ENTRIES SHOWN:
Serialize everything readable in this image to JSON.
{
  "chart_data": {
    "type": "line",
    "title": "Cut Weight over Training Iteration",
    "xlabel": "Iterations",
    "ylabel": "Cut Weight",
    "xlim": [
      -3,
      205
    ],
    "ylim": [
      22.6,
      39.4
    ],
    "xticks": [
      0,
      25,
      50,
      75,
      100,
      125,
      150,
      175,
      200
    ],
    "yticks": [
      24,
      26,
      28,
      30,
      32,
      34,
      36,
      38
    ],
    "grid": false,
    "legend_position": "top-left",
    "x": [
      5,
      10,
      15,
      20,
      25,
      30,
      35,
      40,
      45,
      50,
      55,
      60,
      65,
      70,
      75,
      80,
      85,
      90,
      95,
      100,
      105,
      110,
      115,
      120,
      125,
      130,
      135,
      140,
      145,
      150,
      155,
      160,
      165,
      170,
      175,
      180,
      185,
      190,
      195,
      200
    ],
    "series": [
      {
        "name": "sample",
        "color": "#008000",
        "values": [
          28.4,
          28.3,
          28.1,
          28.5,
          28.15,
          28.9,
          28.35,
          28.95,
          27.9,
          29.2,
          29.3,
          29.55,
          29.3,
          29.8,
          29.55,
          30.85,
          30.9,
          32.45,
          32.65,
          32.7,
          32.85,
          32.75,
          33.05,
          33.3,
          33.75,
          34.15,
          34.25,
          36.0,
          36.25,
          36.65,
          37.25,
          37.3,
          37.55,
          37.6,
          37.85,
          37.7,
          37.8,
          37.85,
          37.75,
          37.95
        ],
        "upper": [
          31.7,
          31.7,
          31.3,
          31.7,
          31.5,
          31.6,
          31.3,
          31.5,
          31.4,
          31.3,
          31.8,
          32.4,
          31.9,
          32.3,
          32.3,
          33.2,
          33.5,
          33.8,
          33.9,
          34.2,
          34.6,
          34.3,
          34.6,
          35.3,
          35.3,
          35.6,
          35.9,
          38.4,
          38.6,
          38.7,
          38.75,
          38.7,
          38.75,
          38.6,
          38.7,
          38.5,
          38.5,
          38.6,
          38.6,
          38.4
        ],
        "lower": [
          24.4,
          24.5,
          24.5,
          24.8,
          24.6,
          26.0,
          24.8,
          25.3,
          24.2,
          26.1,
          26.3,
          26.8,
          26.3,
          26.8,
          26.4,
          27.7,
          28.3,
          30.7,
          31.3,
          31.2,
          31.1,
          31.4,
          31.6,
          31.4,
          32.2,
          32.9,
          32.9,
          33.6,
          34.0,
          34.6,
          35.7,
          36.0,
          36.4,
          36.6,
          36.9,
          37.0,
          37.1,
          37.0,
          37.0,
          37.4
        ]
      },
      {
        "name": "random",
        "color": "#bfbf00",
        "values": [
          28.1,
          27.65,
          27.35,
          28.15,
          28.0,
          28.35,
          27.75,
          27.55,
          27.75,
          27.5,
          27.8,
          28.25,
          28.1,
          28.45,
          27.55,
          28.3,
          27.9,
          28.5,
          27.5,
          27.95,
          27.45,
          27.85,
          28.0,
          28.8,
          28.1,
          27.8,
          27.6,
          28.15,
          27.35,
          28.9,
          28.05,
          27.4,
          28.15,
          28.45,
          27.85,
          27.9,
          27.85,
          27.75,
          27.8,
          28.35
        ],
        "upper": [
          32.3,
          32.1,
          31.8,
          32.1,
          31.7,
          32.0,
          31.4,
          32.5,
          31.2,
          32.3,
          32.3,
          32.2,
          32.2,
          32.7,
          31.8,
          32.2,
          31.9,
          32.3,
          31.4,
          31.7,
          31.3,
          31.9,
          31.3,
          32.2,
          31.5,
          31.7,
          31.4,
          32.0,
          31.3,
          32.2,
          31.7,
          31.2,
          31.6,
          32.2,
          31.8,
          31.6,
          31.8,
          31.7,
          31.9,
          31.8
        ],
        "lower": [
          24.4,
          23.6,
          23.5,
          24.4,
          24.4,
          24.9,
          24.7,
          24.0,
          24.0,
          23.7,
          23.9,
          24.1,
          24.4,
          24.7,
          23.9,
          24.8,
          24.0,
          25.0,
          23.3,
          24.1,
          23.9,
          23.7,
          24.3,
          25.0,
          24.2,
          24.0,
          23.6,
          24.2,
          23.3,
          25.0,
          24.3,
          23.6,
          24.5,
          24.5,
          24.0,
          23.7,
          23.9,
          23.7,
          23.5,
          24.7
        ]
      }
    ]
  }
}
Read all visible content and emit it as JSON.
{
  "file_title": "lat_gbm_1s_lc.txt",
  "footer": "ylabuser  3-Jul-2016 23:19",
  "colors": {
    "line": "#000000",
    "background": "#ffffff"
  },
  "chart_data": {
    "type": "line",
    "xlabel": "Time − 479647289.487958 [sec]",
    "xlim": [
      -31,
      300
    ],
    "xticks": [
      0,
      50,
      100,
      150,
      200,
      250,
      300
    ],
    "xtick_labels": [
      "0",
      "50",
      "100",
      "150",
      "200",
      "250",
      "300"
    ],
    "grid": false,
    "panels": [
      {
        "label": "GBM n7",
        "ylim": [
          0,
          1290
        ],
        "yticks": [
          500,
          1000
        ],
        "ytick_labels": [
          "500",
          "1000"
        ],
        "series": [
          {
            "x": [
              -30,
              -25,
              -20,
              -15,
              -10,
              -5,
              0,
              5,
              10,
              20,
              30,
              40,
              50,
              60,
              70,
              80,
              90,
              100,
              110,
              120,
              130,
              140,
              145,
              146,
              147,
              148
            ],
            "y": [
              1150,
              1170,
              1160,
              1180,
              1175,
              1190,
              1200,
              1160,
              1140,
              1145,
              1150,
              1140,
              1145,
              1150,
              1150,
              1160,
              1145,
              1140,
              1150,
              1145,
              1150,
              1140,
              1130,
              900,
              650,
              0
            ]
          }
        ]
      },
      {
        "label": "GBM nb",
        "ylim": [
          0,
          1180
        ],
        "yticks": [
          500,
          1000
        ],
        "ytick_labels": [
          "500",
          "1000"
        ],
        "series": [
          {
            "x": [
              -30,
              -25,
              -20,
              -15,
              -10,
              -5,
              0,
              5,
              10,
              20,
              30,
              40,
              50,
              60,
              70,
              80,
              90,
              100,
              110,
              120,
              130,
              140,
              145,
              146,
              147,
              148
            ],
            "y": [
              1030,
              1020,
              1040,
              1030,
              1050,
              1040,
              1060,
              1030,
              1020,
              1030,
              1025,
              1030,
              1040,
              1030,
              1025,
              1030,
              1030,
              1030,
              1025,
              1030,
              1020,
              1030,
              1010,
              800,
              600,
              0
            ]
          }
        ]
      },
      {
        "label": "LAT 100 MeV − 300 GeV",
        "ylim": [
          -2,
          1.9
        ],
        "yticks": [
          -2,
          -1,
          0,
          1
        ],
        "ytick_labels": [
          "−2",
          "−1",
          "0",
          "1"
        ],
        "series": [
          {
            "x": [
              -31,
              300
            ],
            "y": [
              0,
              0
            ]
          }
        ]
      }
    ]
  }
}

PROBLEM TO SOLVE: Extract all lines of the records above that include "JSON".

EXERCISE RESULT:
Serialize everything readable in this image to JSON.
Read all visible content and emit it as JSON.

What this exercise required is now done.